--- BEGIN ---

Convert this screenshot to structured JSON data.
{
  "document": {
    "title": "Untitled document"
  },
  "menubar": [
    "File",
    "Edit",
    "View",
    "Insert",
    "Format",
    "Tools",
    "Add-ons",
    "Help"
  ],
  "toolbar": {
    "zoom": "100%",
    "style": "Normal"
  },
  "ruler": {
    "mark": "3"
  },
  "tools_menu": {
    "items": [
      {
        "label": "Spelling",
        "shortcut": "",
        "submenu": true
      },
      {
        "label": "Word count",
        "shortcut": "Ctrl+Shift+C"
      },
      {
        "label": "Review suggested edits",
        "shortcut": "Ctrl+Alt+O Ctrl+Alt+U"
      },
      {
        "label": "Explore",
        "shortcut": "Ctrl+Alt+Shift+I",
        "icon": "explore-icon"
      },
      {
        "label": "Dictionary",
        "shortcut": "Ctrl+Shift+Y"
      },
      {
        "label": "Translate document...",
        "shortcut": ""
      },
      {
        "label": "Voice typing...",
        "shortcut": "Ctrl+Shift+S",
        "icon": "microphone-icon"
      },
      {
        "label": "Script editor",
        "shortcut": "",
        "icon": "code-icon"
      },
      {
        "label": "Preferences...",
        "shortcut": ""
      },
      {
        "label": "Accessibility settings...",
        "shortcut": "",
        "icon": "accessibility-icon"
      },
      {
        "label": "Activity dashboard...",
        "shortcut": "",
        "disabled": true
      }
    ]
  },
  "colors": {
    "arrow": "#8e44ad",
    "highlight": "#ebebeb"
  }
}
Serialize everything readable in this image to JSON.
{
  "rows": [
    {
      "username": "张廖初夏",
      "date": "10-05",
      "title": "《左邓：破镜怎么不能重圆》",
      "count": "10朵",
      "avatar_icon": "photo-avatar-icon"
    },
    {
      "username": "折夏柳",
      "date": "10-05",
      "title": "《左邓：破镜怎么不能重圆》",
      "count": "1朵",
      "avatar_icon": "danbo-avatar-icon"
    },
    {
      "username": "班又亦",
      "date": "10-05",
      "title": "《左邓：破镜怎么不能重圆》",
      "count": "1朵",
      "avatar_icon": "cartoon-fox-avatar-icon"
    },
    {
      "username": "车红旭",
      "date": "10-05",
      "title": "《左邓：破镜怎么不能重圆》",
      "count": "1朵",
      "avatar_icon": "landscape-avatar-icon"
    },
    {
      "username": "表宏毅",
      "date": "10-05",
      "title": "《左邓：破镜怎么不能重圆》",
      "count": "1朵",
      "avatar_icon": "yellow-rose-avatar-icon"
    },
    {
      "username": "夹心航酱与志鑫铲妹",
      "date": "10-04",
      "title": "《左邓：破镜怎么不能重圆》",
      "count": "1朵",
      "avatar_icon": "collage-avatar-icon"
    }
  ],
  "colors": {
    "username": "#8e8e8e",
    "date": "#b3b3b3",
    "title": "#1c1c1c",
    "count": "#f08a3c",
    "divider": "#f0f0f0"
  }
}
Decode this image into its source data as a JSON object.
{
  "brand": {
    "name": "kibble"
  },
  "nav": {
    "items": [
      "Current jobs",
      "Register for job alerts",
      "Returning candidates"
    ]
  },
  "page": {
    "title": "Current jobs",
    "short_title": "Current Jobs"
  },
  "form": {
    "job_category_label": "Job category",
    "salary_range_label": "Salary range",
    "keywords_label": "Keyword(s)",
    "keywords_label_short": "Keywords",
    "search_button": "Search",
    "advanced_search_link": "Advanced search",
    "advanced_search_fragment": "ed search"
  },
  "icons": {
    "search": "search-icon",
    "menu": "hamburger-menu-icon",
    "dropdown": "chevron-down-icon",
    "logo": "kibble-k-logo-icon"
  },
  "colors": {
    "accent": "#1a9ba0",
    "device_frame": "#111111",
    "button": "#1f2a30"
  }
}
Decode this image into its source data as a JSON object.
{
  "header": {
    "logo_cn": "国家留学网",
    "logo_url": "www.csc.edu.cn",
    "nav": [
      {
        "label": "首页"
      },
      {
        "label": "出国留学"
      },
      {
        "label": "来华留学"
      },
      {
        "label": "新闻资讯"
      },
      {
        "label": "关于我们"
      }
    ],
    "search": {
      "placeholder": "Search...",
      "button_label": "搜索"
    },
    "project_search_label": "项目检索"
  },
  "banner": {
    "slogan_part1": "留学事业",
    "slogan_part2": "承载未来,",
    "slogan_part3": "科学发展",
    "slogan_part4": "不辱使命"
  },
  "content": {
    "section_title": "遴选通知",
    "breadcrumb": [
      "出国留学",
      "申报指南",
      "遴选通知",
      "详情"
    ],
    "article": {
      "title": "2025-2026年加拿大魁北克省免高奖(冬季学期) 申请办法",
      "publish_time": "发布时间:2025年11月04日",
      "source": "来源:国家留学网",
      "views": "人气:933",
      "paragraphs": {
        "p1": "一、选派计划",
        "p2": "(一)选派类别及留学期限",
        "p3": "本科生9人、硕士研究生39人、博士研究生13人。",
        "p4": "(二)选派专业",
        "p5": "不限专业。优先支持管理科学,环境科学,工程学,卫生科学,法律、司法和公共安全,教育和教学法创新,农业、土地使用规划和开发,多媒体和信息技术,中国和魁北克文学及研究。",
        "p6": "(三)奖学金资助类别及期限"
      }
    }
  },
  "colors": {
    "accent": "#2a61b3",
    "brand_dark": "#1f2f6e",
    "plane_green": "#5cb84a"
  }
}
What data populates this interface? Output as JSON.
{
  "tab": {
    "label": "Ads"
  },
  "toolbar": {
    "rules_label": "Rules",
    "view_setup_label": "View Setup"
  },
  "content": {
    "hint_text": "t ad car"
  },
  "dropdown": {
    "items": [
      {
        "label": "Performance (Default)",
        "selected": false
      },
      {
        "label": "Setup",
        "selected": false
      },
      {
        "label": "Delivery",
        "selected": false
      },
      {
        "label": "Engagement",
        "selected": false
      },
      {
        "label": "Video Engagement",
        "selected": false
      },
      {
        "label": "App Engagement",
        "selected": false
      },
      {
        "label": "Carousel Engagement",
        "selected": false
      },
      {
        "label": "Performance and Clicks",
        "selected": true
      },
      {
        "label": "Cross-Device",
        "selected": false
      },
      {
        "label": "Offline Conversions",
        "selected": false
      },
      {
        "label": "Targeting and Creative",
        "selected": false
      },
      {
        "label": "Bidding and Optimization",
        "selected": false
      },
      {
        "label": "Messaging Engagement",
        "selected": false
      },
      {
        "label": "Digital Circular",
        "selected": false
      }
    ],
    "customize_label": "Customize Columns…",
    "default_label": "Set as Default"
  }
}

--- END ---

▸ **What you should do**
Return every line of the material exactly.

▸ **Output for this task**
Convert this screenshot to structured JSON data.
{
  "document": {
    "title": "Untitled document"
  },
  "menubar": [
    "File",
    "Edit",
    "View",
    "Insert",
    "Format",
    "Tools",
    "Add-ons",
    "Help"
  ],
  "toolbar": {
    "zoom": "100%",
    "style": "Normal"
  },
  "ruler": {
    "mark": "3"
  },
  "tools_menu": {
    "items": [
      {
        "label": "Spelling",
        "shortcut": "",
        "submenu": true
      },
      {
        "label": "Word count",
        "shortcut": "Ctrl+Shift+C"
      },
      {
        "label": "Review suggested edits",
        "shortcut": "Ctrl+Alt+O Ctrl+Alt+U"
      },
      {
        "label": "Explore",
        "shortcut": "Ctrl+Alt+Shift+I",
        "icon": "explore-icon"
      },
      {
        "label": "Dictionary",
        "shortcut": "Ctrl+Shift+Y"
      },
      {
        "label": "Translate document...",
        "shortcut": ""
      },
      {
        "label": "Voice typing...",
        "shortcut": "Ctrl+Shift+S",
        "icon": "microphone-icon"
      },
      {
        "label": "Script editor",
        "shortcut": "",
        "icon": "code-icon"
      },
      {
        "label": "Preferences...",
        "shortcut": ""
      },
      {
        "label": "Accessibility settings...",
        "shortcut": "",
        "icon": "accessibility-icon"
      },
      {
        "label": "Activity dashboard...",
        "shortcut": "",
        "disabled": true
      }
    ]
  },
  "colors": {
    "arrow": "#8e44ad",
    "highlight": "#ebebeb"
  }
}
Serialize everything readable in this image to JSON.
{
  "rows": [
    {
      "username": "张廖初夏",
      "date": "10-05",
      "title": "《左邓：破镜怎么不能重圆》",
      "count": "10朵",
      "avatar_icon": "photo-avatar-icon"
    },
    {
      "username": "折夏柳",
      "date": "10-05",
      "title": "《左邓：破镜怎么不能重圆》",
      "count": "1朵",
      "avatar_icon": "danbo-avatar-icon"
    },
    {
      "username": "班又亦",
      "date": "10-05",
      "title": "《左邓：破镜怎么不能重圆》",
      "count": "1朵",
      "avatar_icon": "cartoon-fox-avatar-icon"
    },
    {
      "username": "车红旭",
      "date": "10-05",
      "title": "《左邓：破镜怎么不能重圆》",
      "count": "1朵",
      "avatar_icon": "landscape-avatar-icon"
    },
    {
      "username": "表宏毅",
      "date": "10-05",
      "title": "《左邓：破镜怎么不能重圆》",
      "count": "1朵",
      "avatar_icon": "yellow-rose-avatar-icon"
    },
    {
      "username": "夹心航酱与志鑫铲妹",
      "date": "10-04",
      "title": "《左邓：破镜怎么不能重圆》",
      "count": "1朵",
      "avatar_icon": "collage-avatar-icon"
    }
  ],
  "colors": {
    "username": "#8e8e8e",
    "date": "#b3b3b3",
    "title": "#1c1c1c",
    "count": "#f08a3c",
    "divider": "#f0f0f0"
  }
}
Decode this image into its source data as a JSON object.
{
  "brand": {
    "name": "kibble"
  },
  "nav": {
    "items": [
      "Current jobs",
      "Register for job alerts",
      "Returning candidates"
    ]
  },
  "page": {
    "title": "Current jobs",
    "short_title": "Current Jobs"
  },
  "form": {
    "job_category_label": "Job category",
    "salary_range_label": "Salary range",
    "keywords_label": "Keyword(s)",
    "keywords_label_short": "Keywords",
    "search_button": "Search",
    "advanced_search_link": "Advanced search",
    "advanced_search_fragment": "ed search"
  },
  "icons": {
    "search": "search-icon",
    "menu": "hamburger-menu-icon",
    "dropdown": "chevron-down-icon",
    "logo": "kibble-k-logo-icon"
  },
  "colors": {
    "accent": "#1a9ba0",
    "device_frame": "#111111",
    "button": "#1f2a30"
  }
}
Decode this image into its source data as a JSON object.
{
  "header": {
    "logo_cn": "国家留学网",
    "logo_url": "www.csc.edu.cn",
    "nav": [
      {
        "label": "首页"
      },
      {
        "label": "出国留学"
      },
      {
        "label": "来华留学"
      },
      {
        "label": "新闻资讯"
      },
      {
        "label": "关于我们"
      }
    ],
    "search": {
      "placeholder": "Search...",
      "button_label": "搜索"
    },
    "project_search_label": "项目检索"
  },
  "banner": {
    "slogan_part1": "留学事业",
    "slogan_part2": "承载未来,",
    "slogan_part3": "科学发展",
    "slogan_part4": "不辱使命"
  },
  "content": {
    "section_title": "遴选通知",
    "breadcrumb": [
      "出国留学",
      "申报指南",
      "遴选通知",
      "详情"
    ],
    "article": {
      "title": "2025-2026年加拿大魁北克省免高奖(冬季学期) 申请办法",
      "publish_time": "发布时间:2025年11月04日",
      "source": "来源:国家留学网",
      "views": "人气:933",
      "paragraphs": {
        "p1": "一、选派计划",
        "p2": "(一)选派类别及留学期限",
        "p3": "本科生9人、硕士研究生39人、博士研究生13人。",
        "p4": "(二)选派专业",
        "p5": "不限专业。优先支持管理科学,环境科学,工程学,卫生科学,法律、司法和公共安全,教育和教学法创新,农业、土地使用规划和开发,多媒体和信息技术,中国和魁北克文学及研究。",
        "p6": "(三)奖学金资助类别及期限"
      }
    }
  },
  "colors": {
    "accent": "#2a61b3",
    "brand_dark": "#1f2f6e",
    "plane_green": "#5cb84a"
  }
}
What data populates this interface? Output as JSON.
{
  "tab": {
    "label": "Ads"
  },
  "toolbar": {
    "rules_label": "Rules",
    "view_setup_label": "View Setup"
  },
  "content": {
    "hint_text": "t ad car"
  },
  "dropdown": {
    "items": [
      {
        "label": "Performance (Default)",
        "selected": false
      },
      {
        "label": "Setup",
        "selected": false
      },
      {
        "label": "Delivery",
        "selected": false
      },
      {
        "label": "Engagement",
        "selected": false
      },
      {
        "label": "Video Engagement",
        "selected": false
      },
      {
        "label": "App Engagement",
        "selected": false
      },
      {
        "label": "Carousel Engagement",
        "selected": false
      },
      {
        "label": "Performance and Clicks",
        "selected": true
      },
      {
        "label": "Cross-Device",
        "selected": false
      },
      {
        "label": "Offline Conversions",
        "selected": false
      },
      {
        "label": "Targeting and Creative",
        "selected": false
      },
      {
        "label": "Bidding and Optimization",
        "selected": false
      },
      {
        "label": "Messaging Engagement",
        "selected": false
      },
      {
        "label": "Digital Circular",
        "selected": false
      }
    ],
    "customize_label": "Customize Columns…",
    "default_label": "Set as Default"
  }
}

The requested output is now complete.